• **Stated problem**: Quote the lines from the line holding "OCR this image." to the very end of the listing, exactly, and no others.

· · · ·

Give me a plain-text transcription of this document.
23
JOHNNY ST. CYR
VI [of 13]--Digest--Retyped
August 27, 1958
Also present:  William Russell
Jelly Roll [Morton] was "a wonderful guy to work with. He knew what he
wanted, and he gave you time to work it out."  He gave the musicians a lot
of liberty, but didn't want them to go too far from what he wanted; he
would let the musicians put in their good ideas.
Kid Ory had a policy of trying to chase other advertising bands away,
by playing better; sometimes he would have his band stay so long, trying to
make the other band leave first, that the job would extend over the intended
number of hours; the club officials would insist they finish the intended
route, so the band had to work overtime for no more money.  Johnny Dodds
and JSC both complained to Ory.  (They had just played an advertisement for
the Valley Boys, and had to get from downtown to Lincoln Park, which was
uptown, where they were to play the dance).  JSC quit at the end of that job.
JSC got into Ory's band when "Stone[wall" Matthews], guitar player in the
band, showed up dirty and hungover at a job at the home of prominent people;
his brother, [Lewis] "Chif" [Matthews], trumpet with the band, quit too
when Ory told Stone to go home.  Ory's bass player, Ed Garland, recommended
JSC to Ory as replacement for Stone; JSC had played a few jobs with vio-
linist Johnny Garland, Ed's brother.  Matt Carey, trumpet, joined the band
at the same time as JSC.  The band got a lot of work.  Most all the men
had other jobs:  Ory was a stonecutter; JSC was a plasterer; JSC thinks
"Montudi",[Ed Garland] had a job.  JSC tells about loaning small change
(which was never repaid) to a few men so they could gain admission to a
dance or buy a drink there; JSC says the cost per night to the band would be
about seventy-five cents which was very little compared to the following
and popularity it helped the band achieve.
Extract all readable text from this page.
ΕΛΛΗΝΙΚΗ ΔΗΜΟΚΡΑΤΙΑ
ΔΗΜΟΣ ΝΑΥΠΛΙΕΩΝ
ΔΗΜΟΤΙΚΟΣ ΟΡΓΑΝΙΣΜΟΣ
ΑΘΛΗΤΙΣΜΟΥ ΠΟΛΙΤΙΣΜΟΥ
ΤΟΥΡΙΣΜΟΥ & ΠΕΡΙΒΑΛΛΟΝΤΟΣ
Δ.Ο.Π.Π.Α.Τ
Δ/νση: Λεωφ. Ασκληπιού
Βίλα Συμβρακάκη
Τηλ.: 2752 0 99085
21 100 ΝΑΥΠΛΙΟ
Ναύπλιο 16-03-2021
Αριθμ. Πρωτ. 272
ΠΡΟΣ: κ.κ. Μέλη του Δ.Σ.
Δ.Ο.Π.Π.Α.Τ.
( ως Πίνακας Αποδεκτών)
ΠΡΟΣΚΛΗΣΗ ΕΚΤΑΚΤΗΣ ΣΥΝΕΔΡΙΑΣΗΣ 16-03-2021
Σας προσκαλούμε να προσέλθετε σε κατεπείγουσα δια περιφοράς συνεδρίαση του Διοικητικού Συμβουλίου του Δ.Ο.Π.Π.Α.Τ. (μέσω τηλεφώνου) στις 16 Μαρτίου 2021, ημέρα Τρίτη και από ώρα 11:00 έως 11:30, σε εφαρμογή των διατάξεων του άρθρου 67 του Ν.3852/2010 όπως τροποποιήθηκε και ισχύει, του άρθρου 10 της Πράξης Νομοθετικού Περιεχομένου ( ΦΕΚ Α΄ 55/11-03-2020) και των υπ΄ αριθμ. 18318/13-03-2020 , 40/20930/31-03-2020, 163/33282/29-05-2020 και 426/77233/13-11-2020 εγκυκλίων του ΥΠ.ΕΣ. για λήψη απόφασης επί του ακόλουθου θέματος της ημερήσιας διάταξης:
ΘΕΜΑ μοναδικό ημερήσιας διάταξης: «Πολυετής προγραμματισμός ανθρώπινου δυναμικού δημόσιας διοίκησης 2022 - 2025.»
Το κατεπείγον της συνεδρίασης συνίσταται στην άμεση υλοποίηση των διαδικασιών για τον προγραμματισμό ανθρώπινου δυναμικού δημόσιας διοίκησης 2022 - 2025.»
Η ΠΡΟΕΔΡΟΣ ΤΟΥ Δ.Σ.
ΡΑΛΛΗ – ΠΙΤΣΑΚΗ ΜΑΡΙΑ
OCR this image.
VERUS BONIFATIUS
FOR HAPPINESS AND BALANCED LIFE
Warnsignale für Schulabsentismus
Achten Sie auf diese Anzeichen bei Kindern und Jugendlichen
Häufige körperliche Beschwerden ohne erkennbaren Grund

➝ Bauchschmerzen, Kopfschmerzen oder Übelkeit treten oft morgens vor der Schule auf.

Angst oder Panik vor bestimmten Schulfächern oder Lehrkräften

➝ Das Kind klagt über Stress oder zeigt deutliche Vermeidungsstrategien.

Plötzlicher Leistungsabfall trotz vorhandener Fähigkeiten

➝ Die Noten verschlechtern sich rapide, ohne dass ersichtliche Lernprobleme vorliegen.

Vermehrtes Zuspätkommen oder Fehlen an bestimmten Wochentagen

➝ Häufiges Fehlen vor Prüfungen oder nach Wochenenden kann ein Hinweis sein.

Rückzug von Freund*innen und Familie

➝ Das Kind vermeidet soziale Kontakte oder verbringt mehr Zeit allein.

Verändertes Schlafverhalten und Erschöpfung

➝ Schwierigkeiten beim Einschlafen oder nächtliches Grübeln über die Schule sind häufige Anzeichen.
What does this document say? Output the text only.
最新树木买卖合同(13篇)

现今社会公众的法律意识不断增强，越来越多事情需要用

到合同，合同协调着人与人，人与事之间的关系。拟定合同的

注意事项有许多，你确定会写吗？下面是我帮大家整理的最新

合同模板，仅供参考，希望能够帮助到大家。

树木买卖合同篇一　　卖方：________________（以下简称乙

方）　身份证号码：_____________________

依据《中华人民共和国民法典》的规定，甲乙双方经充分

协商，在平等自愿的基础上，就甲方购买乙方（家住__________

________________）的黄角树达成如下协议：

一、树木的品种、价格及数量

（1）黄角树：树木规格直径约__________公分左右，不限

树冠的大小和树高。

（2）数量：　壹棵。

· · · ·

• **Result of this exercise**:
OCR this image.
VERUS BONIFATIUS
FOR HAPPINESS AND BALANCED LIFE
Warnsignale für Schulabsentismus
Achten Sie auf diese Anzeichen bei Kindern und Jugendlichen
Häufige körperliche Beschwerden ohne erkennbaren Grund

➝ Bauchschmerzen, Kopfschmerzen oder Übelkeit treten oft morgens vor der Schule auf.

Angst oder Panik vor bestimmten Schulfächern oder Lehrkräften

➝ Das Kind klagt über Stress oder zeigt deutliche Vermeidungsstrategien.

Plötzlicher Leistungsabfall trotz vorhandener Fähigkeiten

➝ Die Noten verschlechtern sich rapide, ohne dass ersichtliche Lernprobleme vorliegen.

Vermehrtes Zuspätkommen oder Fehlen an bestimmten Wochentagen

➝ Häufiges Fehlen vor Prüfungen oder nach Wochenenden kann ein Hinweis sein.

Rückzug von Freund*innen und Familie

➝ Das Kind vermeidet soziale Kontakte oder verbringt mehr Zeit allein.

Verändertes Schlafverhalten und Erschöpfung

➝ Schwierigkeiten beim Einschlafen oder nächtliches Grübeln über die Schule sind häufige Anzeichen.
What does this document say? Output the text only.
最新树木买卖合同(13篇)

现今社会公众的法律意识不断增强，越来越多事情需要用

到合同，合同协调着人与人，人与事之间的关系。拟定合同的

注意事项有许多，你确定会写吗？下面是我帮大家整理的最新

合同模板，仅供参考，希望能够帮助到大家。

树木买卖合同篇一　　卖方：________________（以下简称乙

方）　身份证号码：_____________________

依据《中华人民共和国民法典》的规定，甲乙双方经充分

协商，在平等自愿的基础上，就甲方购买乙方（家住__________

________________）的黄角树达成如下协议：

一、树木的品种、价格及数量

（1）黄角树：树木规格直径约__________公分左右，不限

树冠的大小和树高。

（2）数量：　壹棵。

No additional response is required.